### Exercise description
Would you pull out every line of the material that contains the string "this"?

### Provided data
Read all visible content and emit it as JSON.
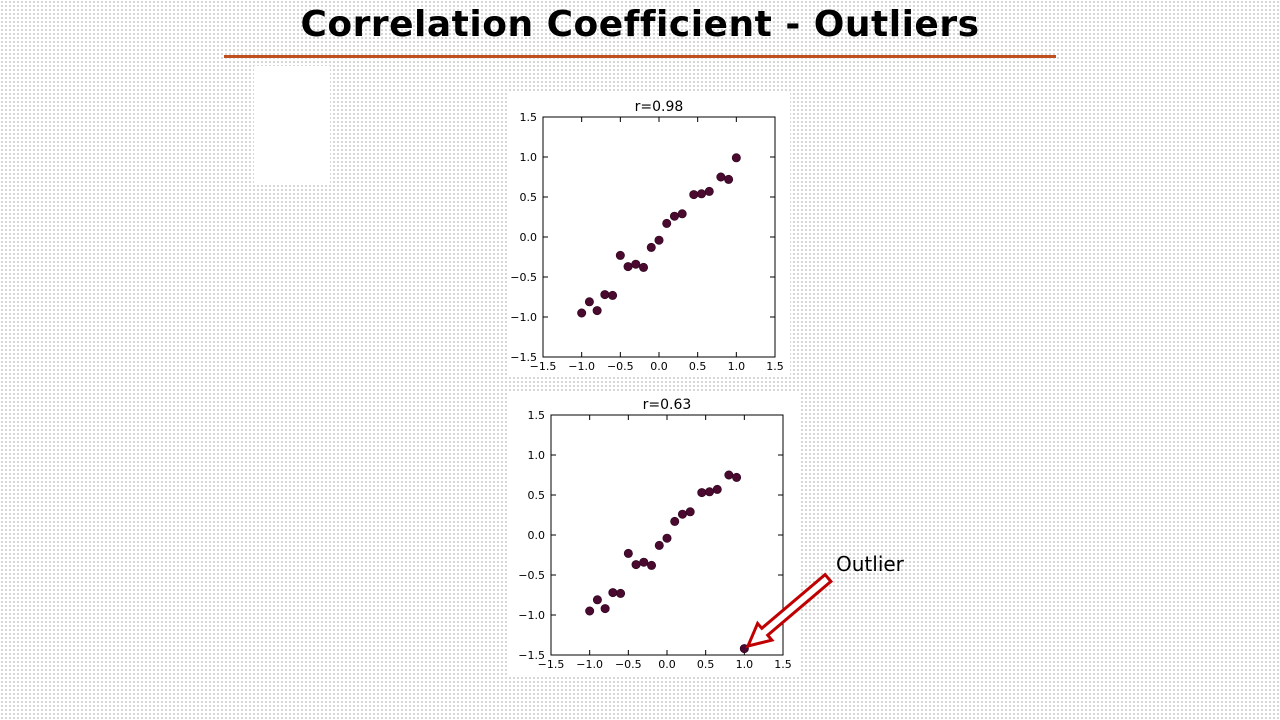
{
  "slide": {
    "title": "Correlation Coefficient - Outliers",
    "annotation": "Outlier",
    "colors": {
      "title_rule": "#c0501f",
      "point": "#4a0a30",
      "arrow": "#c00000"
    }
  },
  "chart_data": [
    {
      "type": "scatter",
      "title": "r=0.98",
      "xlim": [
        -1.5,
        1.5
      ],
      "ylim": [
        -1.5,
        1.5
      ],
      "xticks": [
        "−1.5",
        "−1.0",
        "−0.5",
        "0.0",
        "0.5",
        "1.0",
        "1.5"
      ],
      "yticks": [
        "−1.5",
        "−1.0",
        "−0.5",
        "0.0",
        "0.5",
        "1.0",
        "1.5"
      ],
      "grid": false,
      "points": [
        {
          "x": -1.0,
          "y": -0.95
        },
        {
          "x": -0.9,
          "y": -0.81
        },
        {
          "x": -0.8,
          "y": -0.92
        },
        {
          "x": -0.7,
          "y": -0.72
        },
        {
          "x": -0.6,
          "y": -0.73
        },
        {
          "x": -0.5,
          "y": -0.23
        },
        {
          "x": -0.4,
          "y": -0.37
        },
        {
          "x": -0.3,
          "y": -0.34
        },
        {
          "x": -0.2,
          "y": -0.38
        },
        {
          "x": -0.1,
          "y": -0.13
        },
        {
          "x": 0.0,
          "y": -0.04
        },
        {
          "x": 0.1,
          "y": 0.17
        },
        {
          "x": 0.2,
          "y": 0.26
        },
        {
          "x": 0.3,
          "y": 0.29
        },
        {
          "x": 0.45,
          "y": 0.53
        },
        {
          "x": 0.55,
          "y": 0.54
        },
        {
          "x": 0.65,
          "y": 0.57
        },
        {
          "x": 0.8,
          "y": 0.75
        },
        {
          "x": 0.9,
          "y": 0.72
        },
        {
          "x": 1.0,
          "y": 0.99
        }
      ]
    },
    {
      "type": "scatter",
      "title": "r=0.63",
      "xlim": [
        -1.5,
        1.5
      ],
      "ylim": [
        -1.5,
        1.5
      ],
      "xticks": [
        "−1.5",
        "−1.0",
        "−0.5",
        "0.0",
        "0.5",
        "1.0",
        "1.5"
      ],
      "yticks": [
        "−1.5",
        "−1.0",
        "−0.5",
        "0.0",
        "0.5",
        "1.0",
        "1.5"
      ],
      "grid": false,
      "points": [
        {
          "x": -1.0,
          "y": -0.95
        },
        {
          "x": -0.9,
          "y": -0.81
        },
        {
          "x": -0.8,
          "y": -0.92
        },
        {
          "x": -0.7,
          "y": -0.72
        },
        {
          "x": -0.6,
          "y": -0.73
        },
        {
          "x": -0.5,
          "y": -0.23
        },
        {
          "x": -0.4,
          "y": -0.37
        },
        {
          "x": -0.3,
          "y": -0.34
        },
        {
          "x": -0.2,
          "y": -0.38
        },
        {
          "x": -0.1,
          "y": -0.13
        },
        {
          "x": 0.0,
          "y": -0.04
        },
        {
          "x": 0.1,
          "y": 0.17
        },
        {
          "x": 0.2,
          "y": 0.26
        },
        {
          "x": 0.3,
          "y": 0.29
        },
        {
          "x": 0.45,
          "y": 0.53
        },
        {
          "x": 0.55,
          "y": 0.54
        },
        {
          "x": 0.65,
          "y": 0.57
        },
        {
          "x": 0.8,
          "y": 0.75
        },
        {
          "x": 0.9,
          "y": 0.72
        },
        {
          "x": 1.0,
          "y": -1.42
        }
      ]
    }
  ]
}
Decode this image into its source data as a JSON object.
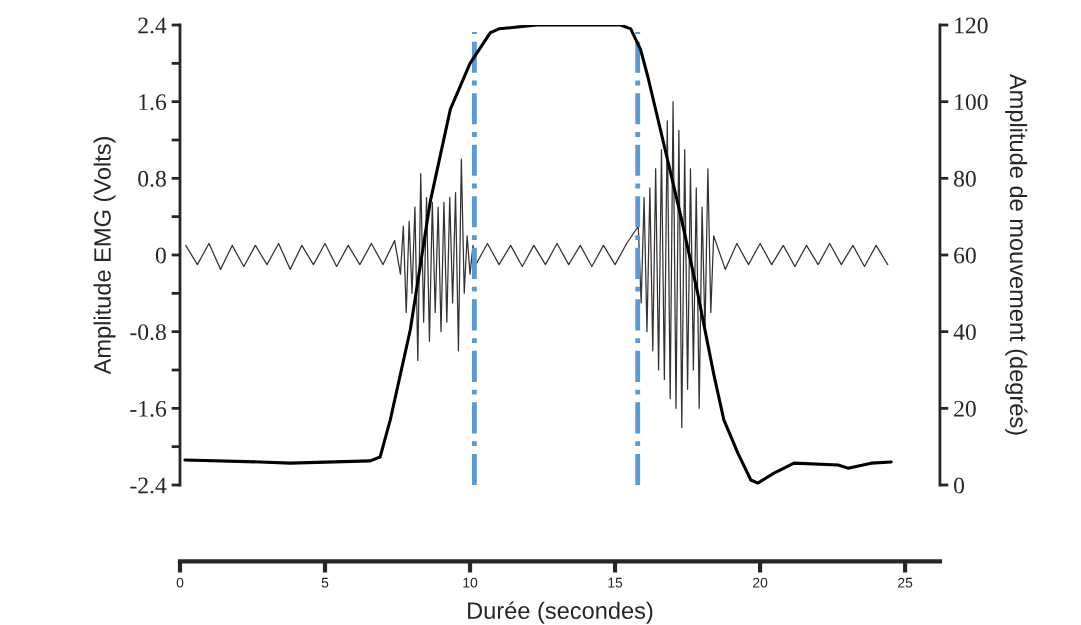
{
  "chart_data": {
    "type": "line",
    "xlabel": "Durée (secondes)",
    "ylabel": "Amplitude EMG (Volts)",
    "y2label": "Amplitude de mouvement (degrés)",
    "xlim": [
      0,
      26.2
    ],
    "xticks": [
      0,
      5,
      10,
      15,
      20,
      25
    ],
    "ylim": [
      -2.4,
      2.4
    ],
    "yticks": [
      -2.4,
      {
        "value": -2.0,
        "label": null
      },
      -1.6,
      {
        "value": -1.2,
        "label": null
      },
      -0.8,
      {
        "value": -0.4,
        "label": null
      },
      0,
      {
        "value": 0.4,
        "label": null
      },
      0.8,
      {
        "value": 1.2,
        "label": null
      },
      1.6,
      {
        "value": 2.0,
        "label": null
      },
      2.4
    ],
    "y2lim": [
      0,
      120
    ],
    "y2ticks": [
      0,
      20,
      40,
      60,
      80,
      100,
      120
    ],
    "grid": false,
    "legend": false,
    "marker": "none",
    "series": [
      {
        "color": "#333333",
        "line_style": "solid",
        "x": [
          0.2,
          0.6,
          1.0,
          1.4,
          1.8,
          2.2,
          2.6,
          3.0,
          3.4,
          3.8,
          4.2,
          4.6,
          5.0,
          5.4,
          5.8,
          6.2,
          6.6,
          7.0,
          7.4,
          7.6,
          7.7,
          7.8,
          7.9,
          8.0,
          8.1,
          8.2,
          8.3,
          8.4,
          8.5,
          8.6,
          8.7,
          8.8,
          8.9,
          9.0,
          9.1,
          9.2,
          9.3,
          9.4,
          9.5,
          9.6,
          9.7,
          9.8,
          9.9,
          10.0,
          10.1,
          10.2,
          10.6,
          11.0,
          11.4,
          11.8,
          12.2,
          12.6,
          13.0,
          13.4,
          13.8,
          14.2,
          14.6,
          15.0,
          15.4,
          15.8,
          15.9,
          16.0,
          16.1,
          16.2,
          16.3,
          16.4,
          16.5,
          16.6,
          16.7,
          16.8,
          16.9,
          17.0,
          17.1,
          17.2,
          17.3,
          17.4,
          17.5,
          17.6,
          17.7,
          17.8,
          17.9,
          18.0,
          18.1,
          18.2,
          18.3,
          18.4,
          18.8,
          19.2,
          19.6,
          20.0,
          20.4,
          20.8,
          21.2,
          21.6,
          22.0,
          22.4,
          22.8,
          23.2,
          23.6,
          24.0,
          24.4
        ],
        "values": [
          0.1,
          -0.1,
          0.12,
          -0.15,
          0.1,
          -0.12,
          0.1,
          -0.1,
          0.12,
          -0.15,
          0.1,
          -0.1,
          0.12,
          -0.12,
          0.1,
          -0.1,
          0.12,
          -0.1,
          0.15,
          -0.2,
          0.3,
          -0.6,
          0.35,
          -0.4,
          0.5,
          -1.1,
          0.85,
          -0.7,
          0.6,
          -0.9,
          0.55,
          -0.6,
          0.5,
          -0.8,
          0.55,
          -0.7,
          0.6,
          -0.5,
          0.65,
          -1.0,
          1.0,
          -0.4,
          0.2,
          -0.2,
          0.1,
          -0.1,
          0.12,
          -0.1,
          0.1,
          -0.12,
          0.1,
          -0.1,
          0.12,
          -0.1,
          0.1,
          -0.12,
          0.1,
          -0.1,
          0.12,
          0.3,
          -0.5,
          0.6,
          -0.8,
          0.7,
          -1.0,
          0.9,
          -1.2,
          1.1,
          -1.3,
          1.4,
          -1.5,
          1.6,
          -1.6,
          1.3,
          -1.8,
          1.1,
          -1.4,
          0.9,
          -1.2,
          0.7,
          -1.6,
          0.5,
          -0.8,
          0.9,
          -0.6,
          0.2,
          -0.15,
          0.12,
          -0.1,
          0.12,
          -0.1,
          0.1,
          -0.12,
          0.1,
          -0.1,
          0.12,
          -0.1,
          0.1,
          -0.12,
          0.1,
          -0.1
        ]
      },
      {
        "color": "#000000",
        "axis": "y2",
        "line_style": "solid",
        "x": [
          0.17,
          2.76,
          3.8,
          6.56,
          6.9,
          7.25,
          7.94,
          8.63,
          9.32,
          10.0,
          10.7,
          11.0,
          12.3,
          15.0,
          15.19,
          15.54,
          15.88,
          16.13,
          16.68,
          17.27,
          17.85,
          18.4,
          18.75,
          19.23,
          19.68,
          19.92,
          20.48,
          21.17,
          22.69,
          23.03,
          23.83,
          24.52
        ],
        "values": [
          6.5,
          6,
          5.7,
          6.3,
          7.3,
          17,
          40.5,
          74,
          98,
          110,
          118,
          119,
          120,
          120,
          120,
          119,
          113.6,
          106.5,
          89,
          70,
          50,
          29,
          17,
          8.4,
          1.3,
          0.5,
          3.1,
          5.7,
          5.2,
          4.4,
          5.7,
          6
        ]
      }
    ],
    "ref_lines": [
      {
        "axis": "x",
        "value": 10.15,
        "color": "#5b9bd5",
        "line_style": "dashdot"
      },
      {
        "axis": "x",
        "value": 15.78,
        "color": "#5b9bd5",
        "line_style": "dashdot"
      }
    ]
  }
}
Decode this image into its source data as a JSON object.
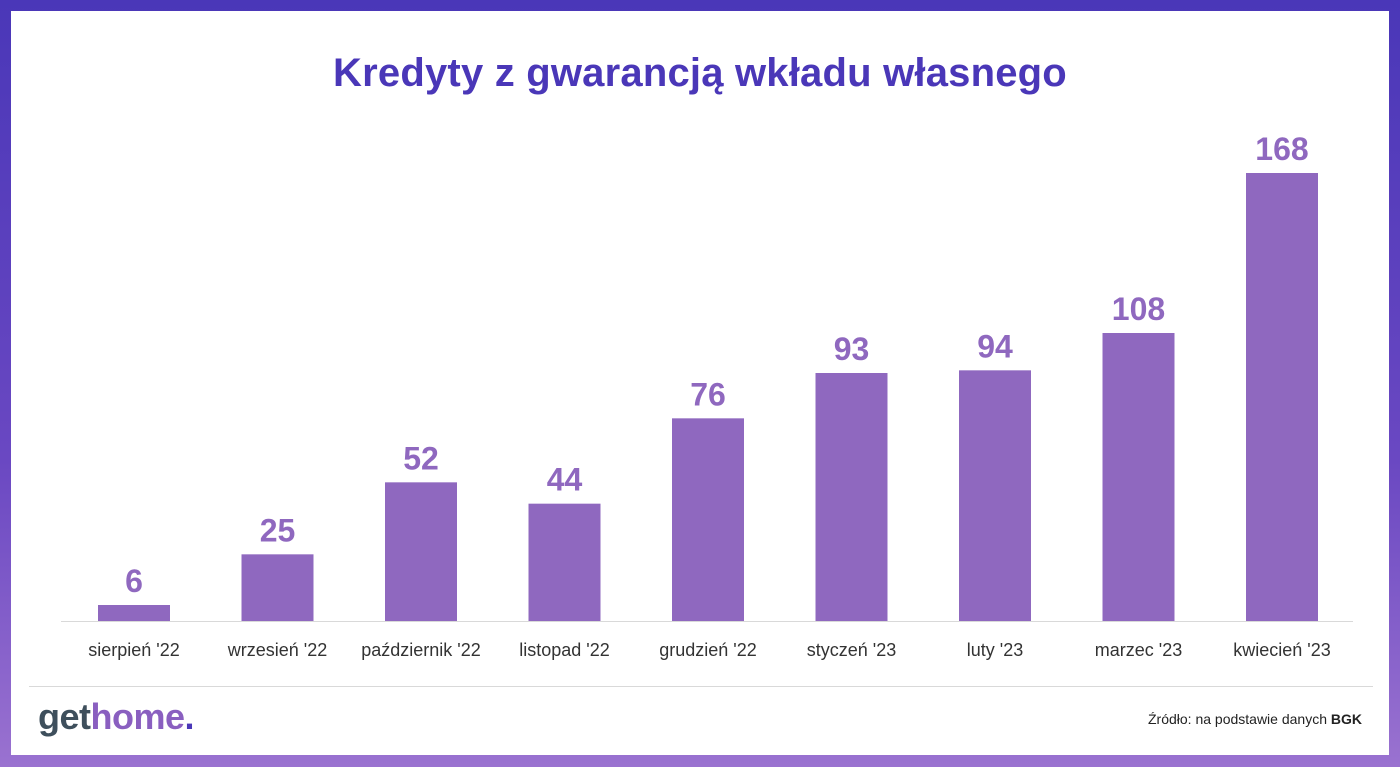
{
  "chart_data": {
    "type": "bar",
    "title": "Kredyty z gwarancją wkładu własnego",
    "categories": [
      "sierpień '22",
      "wrzesień '22",
      "październik '22",
      "listopad '22",
      "grudzień '22",
      "styczeń '23",
      "luty '23",
      "marzec '23",
      "kwiecień '23"
    ],
    "values": [
      6,
      25,
      52,
      44,
      76,
      93,
      94,
      108,
      168
    ],
    "ylim": [
      0,
      168
    ],
    "data_labels": true,
    "grid": false,
    "bar_color": "#8f68bf",
    "label_color": "#8f68bf"
  },
  "footer": {
    "logo_get": "get",
    "logo_home": "home",
    "logo_dot": ".",
    "source_label": "Źródło: na podstawie danych",
    "source_name": "BGK"
  },
  "colors": {
    "title": "#4a37b8",
    "frame": "#4a37b8"
  }
}
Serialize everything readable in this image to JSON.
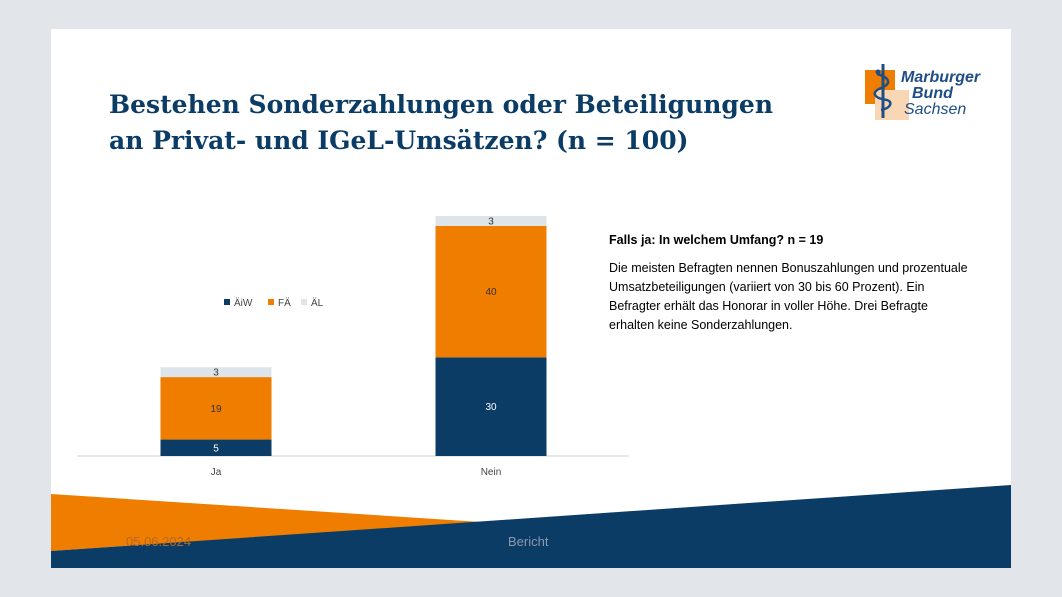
{
  "slide": {
    "title_line1": "Bestehen Sonderzahlungen oder Beteiligungen",
    "title_line2": "an Privat- und IGeL-Umsätzen? (n = 100)"
  },
  "logo": {
    "line1": "Marburger",
    "line2": "Bund",
    "line3": "Sachsen"
  },
  "info": {
    "heading": "Falls ja: In welchem Umfang? n = 19",
    "body": "Die meisten Befragten nennen Bonuszahlungen und prozentuale Umsatzbeteiligungen  (variiert von 30 bis 60 Prozent). Ein Befragter erhält das Honorar in voller Höhe. Drei Befragte erhalten keine Sonderzahlungen."
  },
  "footer": {
    "date": "05.06.2024",
    "label": "Bericht"
  },
  "colors": {
    "navy": "#0b3c66",
    "orange": "#ef7d00",
    "light": "#dde5ea"
  },
  "chart_data": {
    "type": "bar",
    "stacked": true,
    "categories": [
      "Ja",
      "Nein"
    ],
    "series": [
      {
        "name": "ÄiW",
        "values": [
          5,
          30
        ],
        "color": "#0b3c66"
      },
      {
        "name": "FÄ",
        "values": [
          19,
          40
        ],
        "color": "#ef7d00"
      },
      {
        "name": "ÄL",
        "values": [
          3,
          3
        ],
        "color": "#dde5ea"
      }
    ],
    "ylim": [
      0,
      73
    ],
    "legend_position": "left-middle",
    "grid": false
  }
}
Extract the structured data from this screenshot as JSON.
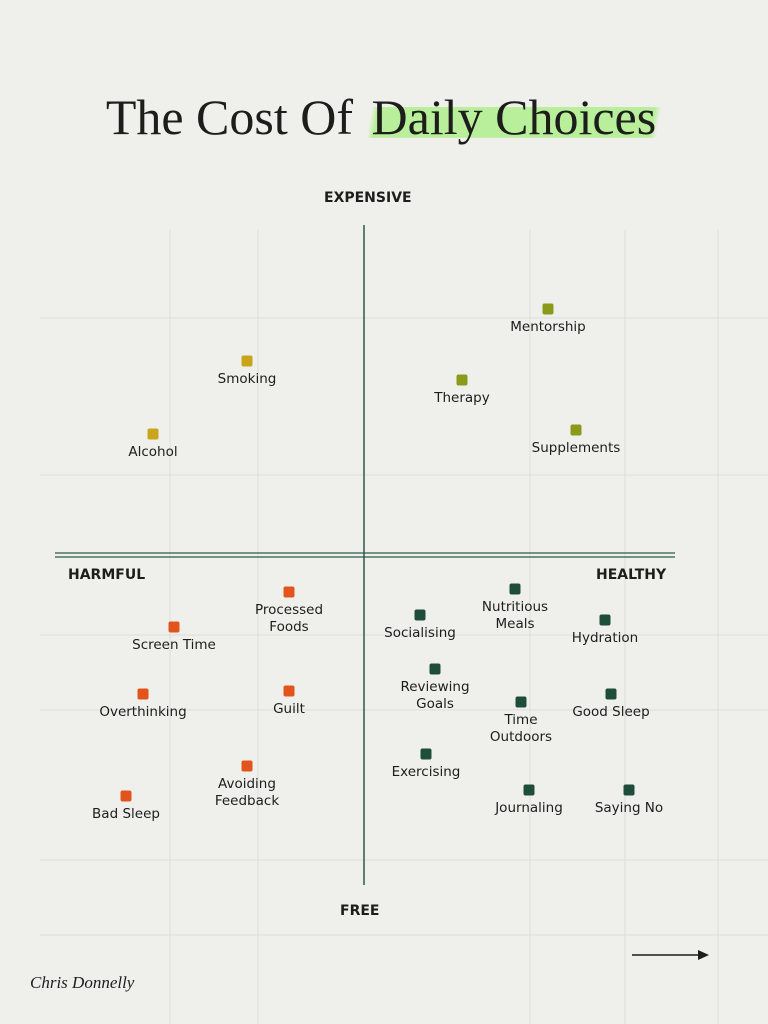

### Solved problem
Decode this image into its source data as a JSON object.
Decode this image into its source data as a JSON object.
Serialize everything readable in this image to JSON.
Extract the structured data from this screenshot as JSON.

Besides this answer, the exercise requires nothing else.